╭─ Given data

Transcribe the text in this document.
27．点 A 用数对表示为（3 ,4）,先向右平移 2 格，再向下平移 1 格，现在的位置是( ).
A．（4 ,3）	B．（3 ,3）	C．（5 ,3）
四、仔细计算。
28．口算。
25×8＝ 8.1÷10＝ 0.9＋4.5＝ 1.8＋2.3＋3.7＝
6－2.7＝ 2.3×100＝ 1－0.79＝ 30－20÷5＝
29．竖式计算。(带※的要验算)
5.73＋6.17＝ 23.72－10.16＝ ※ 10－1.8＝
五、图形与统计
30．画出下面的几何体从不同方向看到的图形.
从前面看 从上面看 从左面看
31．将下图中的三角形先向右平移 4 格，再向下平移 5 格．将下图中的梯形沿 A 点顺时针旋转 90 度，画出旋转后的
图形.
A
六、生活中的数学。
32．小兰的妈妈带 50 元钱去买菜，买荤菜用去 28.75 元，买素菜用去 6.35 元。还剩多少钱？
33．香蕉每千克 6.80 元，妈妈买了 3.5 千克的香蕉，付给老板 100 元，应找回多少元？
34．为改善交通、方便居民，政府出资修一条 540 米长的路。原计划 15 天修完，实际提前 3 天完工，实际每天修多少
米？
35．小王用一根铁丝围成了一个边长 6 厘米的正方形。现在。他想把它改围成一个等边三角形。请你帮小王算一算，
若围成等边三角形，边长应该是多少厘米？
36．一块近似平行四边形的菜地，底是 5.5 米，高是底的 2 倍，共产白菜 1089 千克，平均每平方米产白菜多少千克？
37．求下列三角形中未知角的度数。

╰─

» **Brief**:
Among the records above, how many lines carry the string "再向下平移"? Reply with the number alone.

» **Correct output**:
2